Set exercise:
Extract and list every line that contains the word "Cycle".

Provided records:
==============================
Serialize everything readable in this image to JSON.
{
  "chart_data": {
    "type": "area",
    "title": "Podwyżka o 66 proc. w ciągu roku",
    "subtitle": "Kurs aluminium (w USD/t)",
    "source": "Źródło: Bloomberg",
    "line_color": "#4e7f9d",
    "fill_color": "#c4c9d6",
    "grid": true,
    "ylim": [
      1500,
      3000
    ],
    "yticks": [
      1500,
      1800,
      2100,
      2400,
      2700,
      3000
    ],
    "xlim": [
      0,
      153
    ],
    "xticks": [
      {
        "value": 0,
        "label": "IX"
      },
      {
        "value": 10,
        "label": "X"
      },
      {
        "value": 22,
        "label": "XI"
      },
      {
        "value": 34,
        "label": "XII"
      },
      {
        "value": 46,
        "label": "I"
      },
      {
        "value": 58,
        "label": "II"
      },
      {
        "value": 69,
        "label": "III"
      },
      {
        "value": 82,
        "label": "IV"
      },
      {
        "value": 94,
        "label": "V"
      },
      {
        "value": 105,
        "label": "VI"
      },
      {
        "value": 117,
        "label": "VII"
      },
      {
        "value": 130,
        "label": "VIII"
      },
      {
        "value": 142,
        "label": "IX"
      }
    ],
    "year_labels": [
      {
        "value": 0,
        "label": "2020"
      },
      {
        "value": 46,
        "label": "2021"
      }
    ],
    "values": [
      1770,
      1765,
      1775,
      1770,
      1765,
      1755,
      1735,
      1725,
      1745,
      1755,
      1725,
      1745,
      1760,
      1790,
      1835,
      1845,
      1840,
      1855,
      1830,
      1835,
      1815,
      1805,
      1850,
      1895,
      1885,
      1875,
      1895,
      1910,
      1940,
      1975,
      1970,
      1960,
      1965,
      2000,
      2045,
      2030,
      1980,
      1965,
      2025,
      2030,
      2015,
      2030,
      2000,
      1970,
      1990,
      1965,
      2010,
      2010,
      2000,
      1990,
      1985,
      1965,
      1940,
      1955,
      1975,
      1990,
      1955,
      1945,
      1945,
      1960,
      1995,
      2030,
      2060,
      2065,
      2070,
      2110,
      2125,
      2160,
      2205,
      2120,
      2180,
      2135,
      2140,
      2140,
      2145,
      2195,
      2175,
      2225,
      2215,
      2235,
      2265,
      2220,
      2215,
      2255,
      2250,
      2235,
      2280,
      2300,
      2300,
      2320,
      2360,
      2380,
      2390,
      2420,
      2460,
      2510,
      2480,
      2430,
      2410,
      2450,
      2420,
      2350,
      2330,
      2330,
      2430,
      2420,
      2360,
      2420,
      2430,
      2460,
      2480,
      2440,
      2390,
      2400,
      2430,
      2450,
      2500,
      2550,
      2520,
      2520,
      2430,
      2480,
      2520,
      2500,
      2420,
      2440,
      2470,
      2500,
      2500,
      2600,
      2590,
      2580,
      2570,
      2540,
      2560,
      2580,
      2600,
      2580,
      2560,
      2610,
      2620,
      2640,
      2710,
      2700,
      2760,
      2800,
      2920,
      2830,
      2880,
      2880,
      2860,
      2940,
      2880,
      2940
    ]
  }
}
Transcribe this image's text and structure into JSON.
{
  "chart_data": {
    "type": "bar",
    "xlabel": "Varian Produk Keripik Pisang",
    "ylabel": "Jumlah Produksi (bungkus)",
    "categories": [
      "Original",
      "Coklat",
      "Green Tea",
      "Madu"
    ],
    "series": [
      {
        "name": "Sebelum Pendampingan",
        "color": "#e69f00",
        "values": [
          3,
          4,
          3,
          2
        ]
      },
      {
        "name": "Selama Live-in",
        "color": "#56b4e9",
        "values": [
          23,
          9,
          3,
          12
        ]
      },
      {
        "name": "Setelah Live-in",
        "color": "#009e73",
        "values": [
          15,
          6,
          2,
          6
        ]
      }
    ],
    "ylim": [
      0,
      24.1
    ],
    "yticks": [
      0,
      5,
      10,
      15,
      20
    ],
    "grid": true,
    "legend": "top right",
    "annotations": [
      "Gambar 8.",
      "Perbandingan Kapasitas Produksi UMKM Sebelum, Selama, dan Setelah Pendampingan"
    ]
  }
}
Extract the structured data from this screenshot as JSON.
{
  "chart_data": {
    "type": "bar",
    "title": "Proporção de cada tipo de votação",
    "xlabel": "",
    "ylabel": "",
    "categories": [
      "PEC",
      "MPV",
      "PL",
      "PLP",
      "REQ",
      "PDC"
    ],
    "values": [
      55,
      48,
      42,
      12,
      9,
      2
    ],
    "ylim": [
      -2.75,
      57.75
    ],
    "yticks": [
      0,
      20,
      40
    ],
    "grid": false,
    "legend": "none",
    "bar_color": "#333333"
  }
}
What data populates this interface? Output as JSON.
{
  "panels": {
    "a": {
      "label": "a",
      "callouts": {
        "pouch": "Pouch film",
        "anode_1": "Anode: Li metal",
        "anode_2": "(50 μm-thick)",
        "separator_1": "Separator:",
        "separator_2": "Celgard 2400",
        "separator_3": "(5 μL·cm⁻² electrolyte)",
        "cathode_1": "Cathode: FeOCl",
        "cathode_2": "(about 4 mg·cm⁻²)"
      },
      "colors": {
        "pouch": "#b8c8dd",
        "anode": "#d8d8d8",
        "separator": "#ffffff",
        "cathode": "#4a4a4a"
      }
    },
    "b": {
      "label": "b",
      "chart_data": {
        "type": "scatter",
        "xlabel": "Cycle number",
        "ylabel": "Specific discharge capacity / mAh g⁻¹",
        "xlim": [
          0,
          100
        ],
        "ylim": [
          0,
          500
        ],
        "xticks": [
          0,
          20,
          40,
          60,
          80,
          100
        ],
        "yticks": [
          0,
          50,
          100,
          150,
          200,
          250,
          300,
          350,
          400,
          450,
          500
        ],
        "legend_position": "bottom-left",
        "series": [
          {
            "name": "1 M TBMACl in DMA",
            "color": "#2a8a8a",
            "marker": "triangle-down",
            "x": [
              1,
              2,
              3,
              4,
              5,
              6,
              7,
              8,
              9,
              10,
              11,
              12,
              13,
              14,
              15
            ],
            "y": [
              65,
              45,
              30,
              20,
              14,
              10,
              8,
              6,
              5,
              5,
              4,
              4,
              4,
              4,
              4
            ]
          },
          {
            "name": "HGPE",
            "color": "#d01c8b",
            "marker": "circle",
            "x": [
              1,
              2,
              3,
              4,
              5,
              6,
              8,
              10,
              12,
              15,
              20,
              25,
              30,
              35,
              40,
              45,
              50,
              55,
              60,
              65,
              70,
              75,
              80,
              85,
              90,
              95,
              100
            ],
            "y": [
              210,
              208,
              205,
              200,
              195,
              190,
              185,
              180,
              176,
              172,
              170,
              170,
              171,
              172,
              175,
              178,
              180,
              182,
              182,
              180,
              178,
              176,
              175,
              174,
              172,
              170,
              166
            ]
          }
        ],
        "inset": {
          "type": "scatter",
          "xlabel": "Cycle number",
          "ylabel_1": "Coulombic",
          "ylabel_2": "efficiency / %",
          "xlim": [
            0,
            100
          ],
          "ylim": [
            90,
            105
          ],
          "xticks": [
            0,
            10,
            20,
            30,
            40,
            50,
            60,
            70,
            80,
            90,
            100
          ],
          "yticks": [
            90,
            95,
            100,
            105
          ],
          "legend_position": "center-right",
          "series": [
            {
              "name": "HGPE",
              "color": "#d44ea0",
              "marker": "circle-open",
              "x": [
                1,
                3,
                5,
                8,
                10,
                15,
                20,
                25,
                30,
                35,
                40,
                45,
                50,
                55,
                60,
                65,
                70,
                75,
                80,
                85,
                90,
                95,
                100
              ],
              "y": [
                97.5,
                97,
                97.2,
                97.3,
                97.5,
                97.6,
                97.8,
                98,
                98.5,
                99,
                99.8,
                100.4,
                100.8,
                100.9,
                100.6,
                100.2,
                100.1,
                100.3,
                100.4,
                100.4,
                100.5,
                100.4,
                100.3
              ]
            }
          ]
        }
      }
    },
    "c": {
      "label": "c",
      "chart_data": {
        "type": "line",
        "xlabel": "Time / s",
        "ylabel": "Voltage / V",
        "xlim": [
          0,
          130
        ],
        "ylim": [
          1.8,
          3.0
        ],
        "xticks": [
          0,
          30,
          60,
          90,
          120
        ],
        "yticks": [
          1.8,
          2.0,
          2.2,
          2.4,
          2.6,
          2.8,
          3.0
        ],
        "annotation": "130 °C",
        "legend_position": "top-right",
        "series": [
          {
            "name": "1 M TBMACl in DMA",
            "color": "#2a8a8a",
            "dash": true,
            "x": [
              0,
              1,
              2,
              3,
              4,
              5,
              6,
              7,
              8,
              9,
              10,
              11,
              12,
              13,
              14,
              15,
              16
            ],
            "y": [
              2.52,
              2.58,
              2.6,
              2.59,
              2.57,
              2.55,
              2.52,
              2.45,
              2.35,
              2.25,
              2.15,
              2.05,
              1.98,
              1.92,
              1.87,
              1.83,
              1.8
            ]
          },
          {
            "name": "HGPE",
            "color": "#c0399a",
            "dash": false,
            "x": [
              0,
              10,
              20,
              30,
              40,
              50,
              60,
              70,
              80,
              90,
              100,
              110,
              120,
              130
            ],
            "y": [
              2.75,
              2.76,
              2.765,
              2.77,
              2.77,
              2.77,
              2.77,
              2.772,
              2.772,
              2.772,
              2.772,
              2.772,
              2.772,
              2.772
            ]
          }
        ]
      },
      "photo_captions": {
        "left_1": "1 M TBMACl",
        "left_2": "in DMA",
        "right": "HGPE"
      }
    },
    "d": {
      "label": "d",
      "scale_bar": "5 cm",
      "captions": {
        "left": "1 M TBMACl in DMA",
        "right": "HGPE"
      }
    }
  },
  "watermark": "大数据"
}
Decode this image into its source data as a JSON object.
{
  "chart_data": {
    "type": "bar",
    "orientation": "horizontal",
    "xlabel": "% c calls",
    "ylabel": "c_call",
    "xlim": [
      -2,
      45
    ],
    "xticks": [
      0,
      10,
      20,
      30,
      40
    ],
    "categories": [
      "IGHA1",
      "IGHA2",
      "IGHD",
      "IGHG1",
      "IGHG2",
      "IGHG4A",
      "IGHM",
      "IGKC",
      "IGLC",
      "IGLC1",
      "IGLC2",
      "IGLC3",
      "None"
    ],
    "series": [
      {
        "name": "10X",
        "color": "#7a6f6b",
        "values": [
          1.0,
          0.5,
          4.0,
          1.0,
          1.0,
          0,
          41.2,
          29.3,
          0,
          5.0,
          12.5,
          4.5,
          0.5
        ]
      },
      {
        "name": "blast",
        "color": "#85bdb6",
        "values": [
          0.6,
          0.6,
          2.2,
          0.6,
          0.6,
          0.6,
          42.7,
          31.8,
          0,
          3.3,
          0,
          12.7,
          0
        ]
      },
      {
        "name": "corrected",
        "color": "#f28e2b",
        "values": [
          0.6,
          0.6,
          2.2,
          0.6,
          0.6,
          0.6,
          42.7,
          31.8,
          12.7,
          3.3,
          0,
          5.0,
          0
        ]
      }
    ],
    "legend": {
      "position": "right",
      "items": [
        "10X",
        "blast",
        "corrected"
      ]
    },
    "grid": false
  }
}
==============================
Output for this task:
        "xlabel": "Cycle number",
          "xlabel": "Cycle number",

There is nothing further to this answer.